[START OF RECORD EXCERPTS]

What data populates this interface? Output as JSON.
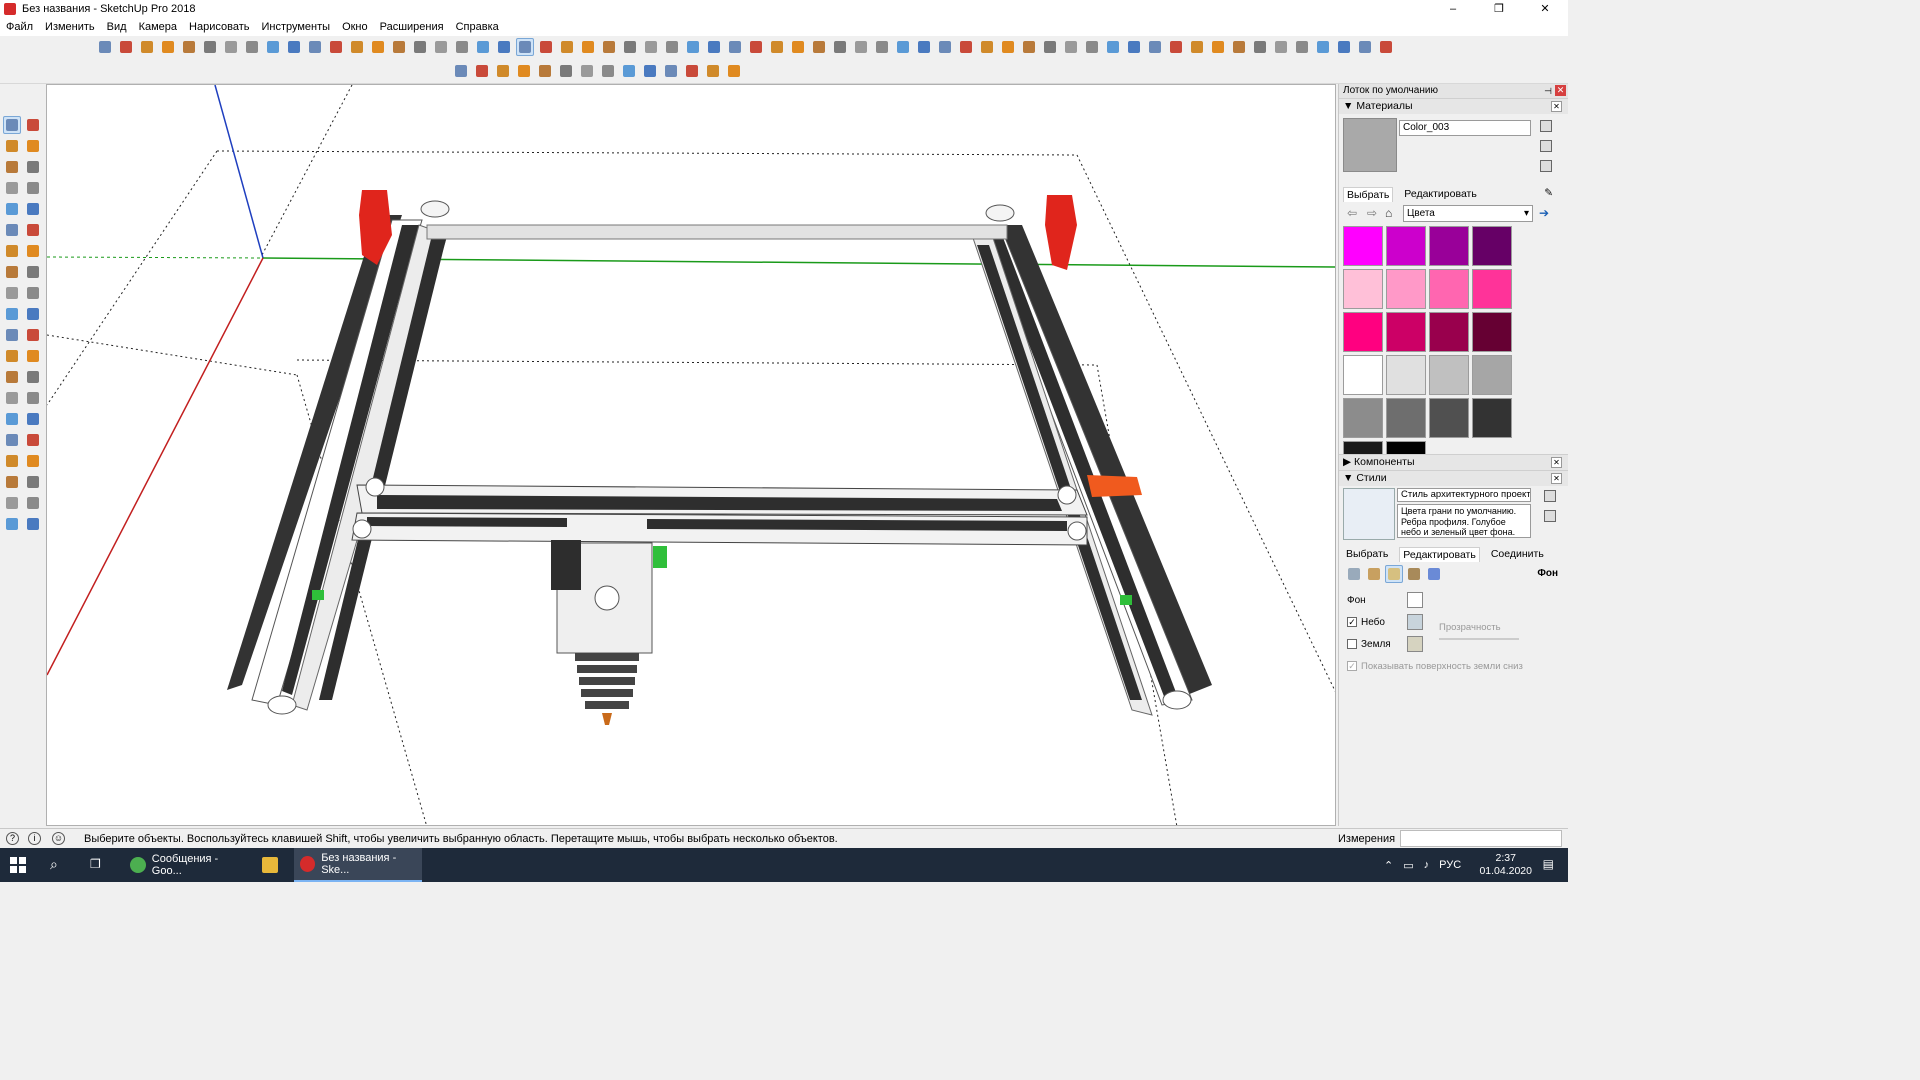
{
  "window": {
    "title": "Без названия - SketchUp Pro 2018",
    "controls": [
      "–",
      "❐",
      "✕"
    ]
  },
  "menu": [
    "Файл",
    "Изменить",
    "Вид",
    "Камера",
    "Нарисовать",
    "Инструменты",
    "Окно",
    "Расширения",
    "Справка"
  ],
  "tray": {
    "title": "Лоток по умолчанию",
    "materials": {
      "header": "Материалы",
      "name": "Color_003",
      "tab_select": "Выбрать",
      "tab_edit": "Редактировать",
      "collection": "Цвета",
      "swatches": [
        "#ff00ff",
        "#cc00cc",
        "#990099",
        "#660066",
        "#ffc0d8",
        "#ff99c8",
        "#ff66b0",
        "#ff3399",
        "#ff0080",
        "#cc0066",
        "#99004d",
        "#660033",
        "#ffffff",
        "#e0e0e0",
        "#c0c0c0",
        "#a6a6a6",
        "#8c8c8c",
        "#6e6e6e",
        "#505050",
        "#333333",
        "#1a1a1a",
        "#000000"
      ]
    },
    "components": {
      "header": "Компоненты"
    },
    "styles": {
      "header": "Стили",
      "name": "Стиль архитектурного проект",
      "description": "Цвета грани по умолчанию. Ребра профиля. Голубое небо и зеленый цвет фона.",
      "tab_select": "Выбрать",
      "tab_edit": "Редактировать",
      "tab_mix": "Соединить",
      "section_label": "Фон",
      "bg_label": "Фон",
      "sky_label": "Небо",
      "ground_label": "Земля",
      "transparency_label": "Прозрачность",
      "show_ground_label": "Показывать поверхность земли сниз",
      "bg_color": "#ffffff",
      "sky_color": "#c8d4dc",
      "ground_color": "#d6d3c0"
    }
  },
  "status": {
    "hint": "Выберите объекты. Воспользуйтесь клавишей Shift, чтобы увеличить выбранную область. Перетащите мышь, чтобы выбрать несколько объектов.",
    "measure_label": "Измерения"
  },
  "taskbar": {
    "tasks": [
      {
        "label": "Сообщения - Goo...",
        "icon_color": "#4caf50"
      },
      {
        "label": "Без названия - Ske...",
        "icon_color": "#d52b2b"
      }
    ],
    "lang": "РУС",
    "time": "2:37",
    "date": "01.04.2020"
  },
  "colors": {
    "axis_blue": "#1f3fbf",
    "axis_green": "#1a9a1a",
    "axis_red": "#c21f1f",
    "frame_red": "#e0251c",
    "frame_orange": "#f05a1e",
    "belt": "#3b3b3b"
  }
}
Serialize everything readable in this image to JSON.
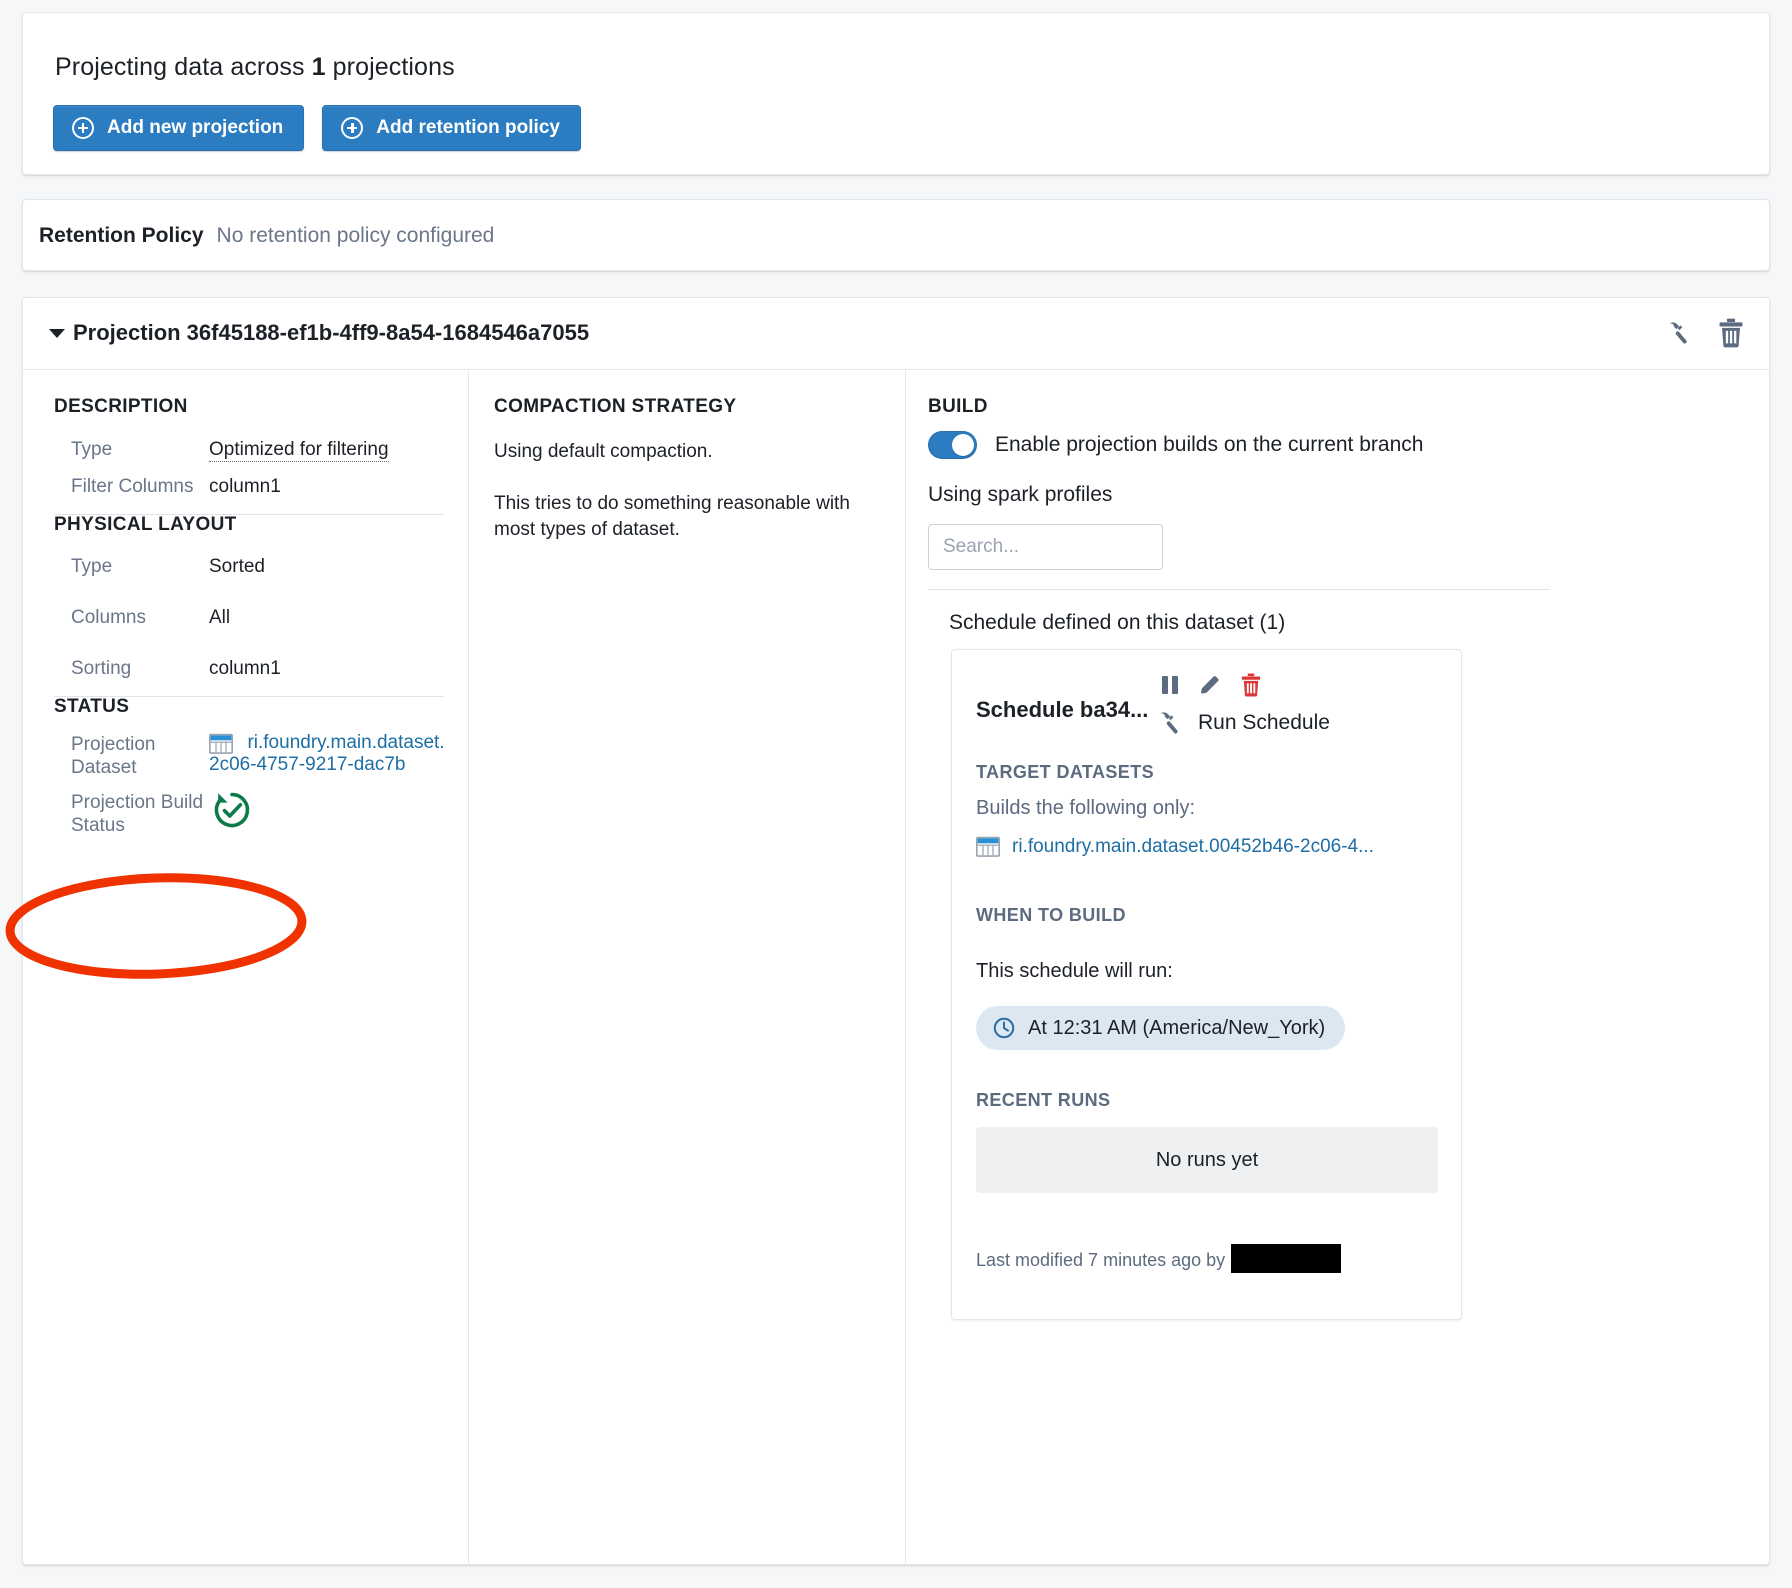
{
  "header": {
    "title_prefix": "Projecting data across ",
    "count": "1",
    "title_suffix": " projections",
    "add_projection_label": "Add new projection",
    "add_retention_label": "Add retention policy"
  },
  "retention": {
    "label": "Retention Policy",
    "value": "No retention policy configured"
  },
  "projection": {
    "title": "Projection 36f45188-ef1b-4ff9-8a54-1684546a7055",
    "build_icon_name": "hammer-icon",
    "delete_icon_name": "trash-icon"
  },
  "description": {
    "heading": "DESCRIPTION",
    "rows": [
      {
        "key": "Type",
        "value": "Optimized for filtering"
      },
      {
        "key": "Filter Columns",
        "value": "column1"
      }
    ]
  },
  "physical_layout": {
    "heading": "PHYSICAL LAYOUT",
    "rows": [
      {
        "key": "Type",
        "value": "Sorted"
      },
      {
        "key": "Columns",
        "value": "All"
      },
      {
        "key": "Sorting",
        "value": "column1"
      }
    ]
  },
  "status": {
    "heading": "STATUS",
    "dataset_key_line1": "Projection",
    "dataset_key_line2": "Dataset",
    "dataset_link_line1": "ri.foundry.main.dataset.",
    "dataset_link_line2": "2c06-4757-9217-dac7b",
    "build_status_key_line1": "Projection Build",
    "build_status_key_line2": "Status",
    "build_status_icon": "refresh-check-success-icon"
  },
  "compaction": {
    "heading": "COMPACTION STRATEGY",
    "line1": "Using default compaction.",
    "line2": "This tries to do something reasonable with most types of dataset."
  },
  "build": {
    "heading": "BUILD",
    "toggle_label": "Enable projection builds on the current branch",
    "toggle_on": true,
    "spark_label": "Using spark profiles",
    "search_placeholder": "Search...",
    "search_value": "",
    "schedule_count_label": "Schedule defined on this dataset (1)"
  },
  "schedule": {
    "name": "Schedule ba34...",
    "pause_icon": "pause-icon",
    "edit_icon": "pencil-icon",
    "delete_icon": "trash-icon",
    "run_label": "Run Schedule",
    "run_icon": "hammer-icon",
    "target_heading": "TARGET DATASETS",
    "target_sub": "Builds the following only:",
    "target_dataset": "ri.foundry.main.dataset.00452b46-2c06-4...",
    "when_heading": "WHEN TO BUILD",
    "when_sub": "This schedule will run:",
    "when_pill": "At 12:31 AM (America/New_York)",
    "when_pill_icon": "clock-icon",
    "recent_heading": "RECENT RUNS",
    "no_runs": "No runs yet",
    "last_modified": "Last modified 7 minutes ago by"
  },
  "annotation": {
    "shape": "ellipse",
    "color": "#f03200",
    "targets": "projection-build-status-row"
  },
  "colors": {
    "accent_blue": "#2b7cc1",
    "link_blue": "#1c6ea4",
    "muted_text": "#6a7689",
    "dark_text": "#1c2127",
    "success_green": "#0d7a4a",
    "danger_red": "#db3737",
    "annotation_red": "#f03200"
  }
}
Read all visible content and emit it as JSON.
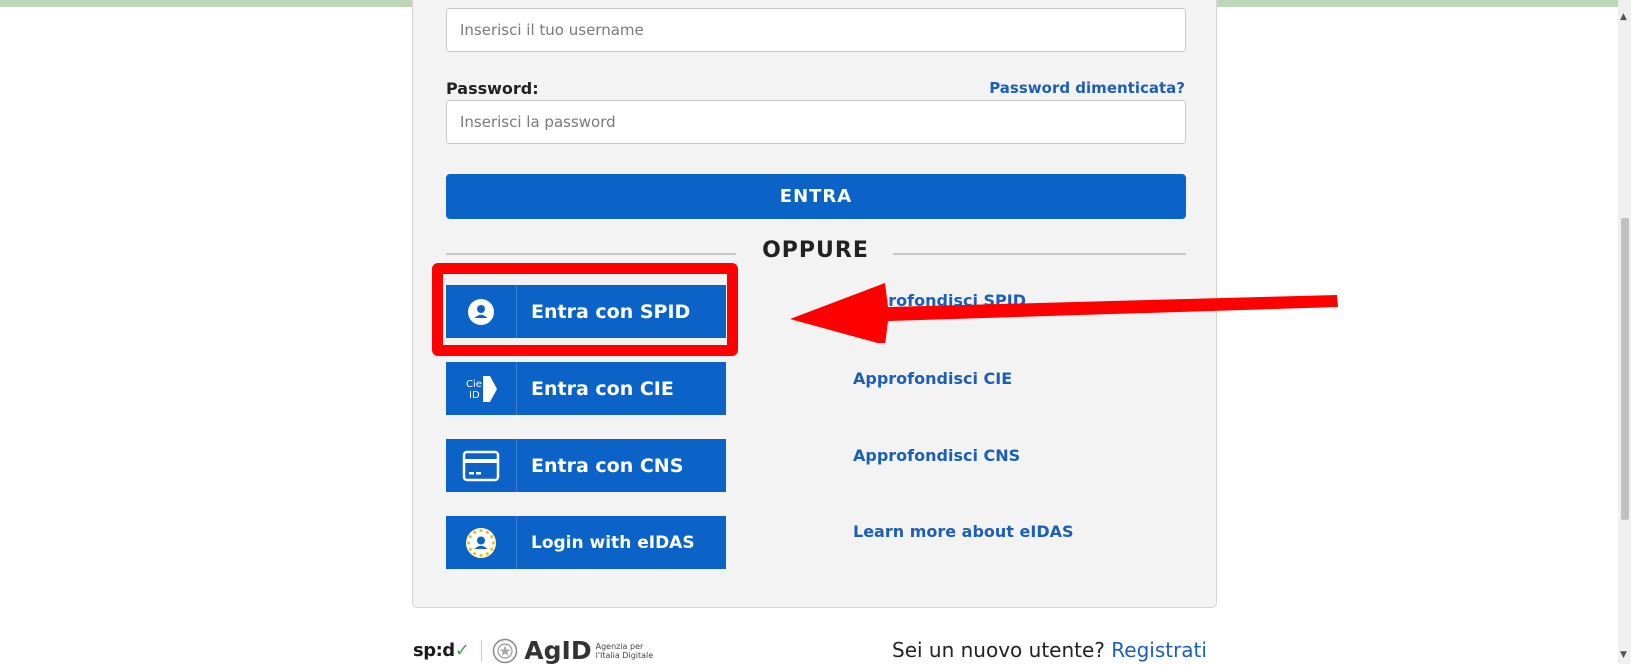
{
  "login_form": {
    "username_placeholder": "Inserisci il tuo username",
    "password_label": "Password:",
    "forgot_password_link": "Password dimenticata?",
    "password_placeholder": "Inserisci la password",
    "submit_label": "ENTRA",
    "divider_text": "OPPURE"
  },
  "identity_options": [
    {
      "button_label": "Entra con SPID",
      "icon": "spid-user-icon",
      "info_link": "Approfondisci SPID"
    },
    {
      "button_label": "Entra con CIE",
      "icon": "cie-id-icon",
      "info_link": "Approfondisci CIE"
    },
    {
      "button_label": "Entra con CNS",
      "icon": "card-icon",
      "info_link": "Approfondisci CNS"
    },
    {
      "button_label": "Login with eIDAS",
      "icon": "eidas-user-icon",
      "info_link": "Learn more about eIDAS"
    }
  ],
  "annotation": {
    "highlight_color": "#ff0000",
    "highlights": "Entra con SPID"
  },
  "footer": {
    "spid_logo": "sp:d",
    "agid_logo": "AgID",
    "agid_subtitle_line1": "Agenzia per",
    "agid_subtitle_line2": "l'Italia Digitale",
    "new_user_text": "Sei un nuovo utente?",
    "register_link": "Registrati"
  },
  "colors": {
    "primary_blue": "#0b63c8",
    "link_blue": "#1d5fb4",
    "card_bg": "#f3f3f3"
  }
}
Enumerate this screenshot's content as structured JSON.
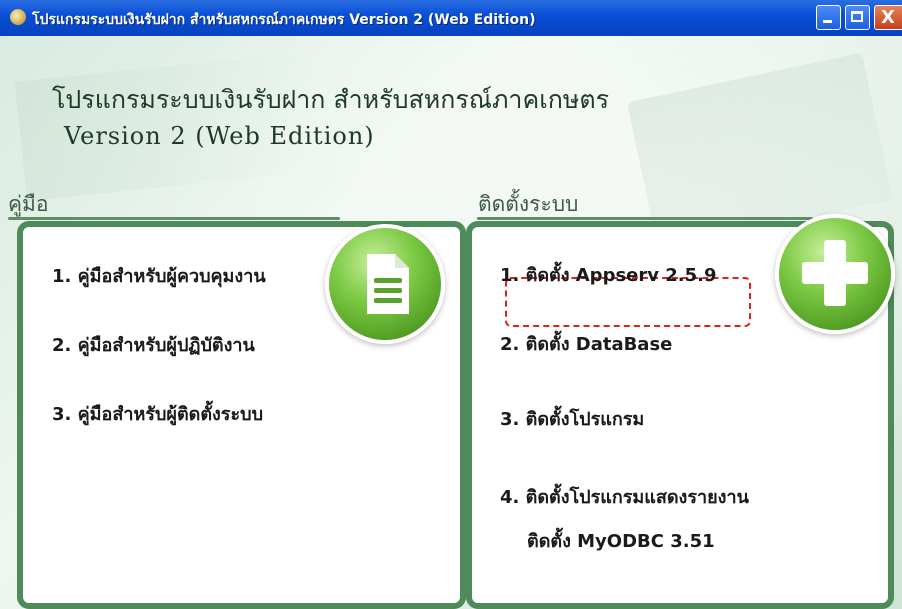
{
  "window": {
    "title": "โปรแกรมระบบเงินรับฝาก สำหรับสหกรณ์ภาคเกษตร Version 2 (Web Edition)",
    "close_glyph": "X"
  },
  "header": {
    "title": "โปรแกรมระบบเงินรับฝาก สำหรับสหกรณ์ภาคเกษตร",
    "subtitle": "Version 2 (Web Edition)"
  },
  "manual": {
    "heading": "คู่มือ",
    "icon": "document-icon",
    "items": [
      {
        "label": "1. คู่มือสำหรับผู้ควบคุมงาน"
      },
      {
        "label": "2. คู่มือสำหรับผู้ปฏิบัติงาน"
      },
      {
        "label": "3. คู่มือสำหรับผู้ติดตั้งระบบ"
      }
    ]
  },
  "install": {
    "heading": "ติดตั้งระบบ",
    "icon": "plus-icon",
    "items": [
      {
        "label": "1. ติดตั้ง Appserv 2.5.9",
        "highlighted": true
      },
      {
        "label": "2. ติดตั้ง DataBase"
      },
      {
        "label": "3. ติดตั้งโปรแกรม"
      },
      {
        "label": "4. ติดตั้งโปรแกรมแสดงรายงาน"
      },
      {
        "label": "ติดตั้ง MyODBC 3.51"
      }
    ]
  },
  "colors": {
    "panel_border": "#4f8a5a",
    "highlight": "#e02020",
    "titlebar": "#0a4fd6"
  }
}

[END OF RECORD EXCERPTS]

▶ [PROBLEM]: Using the listing, say how many lines include the word "with", and add nothing else.

▶ [EXERCISE RESPONSE]: 2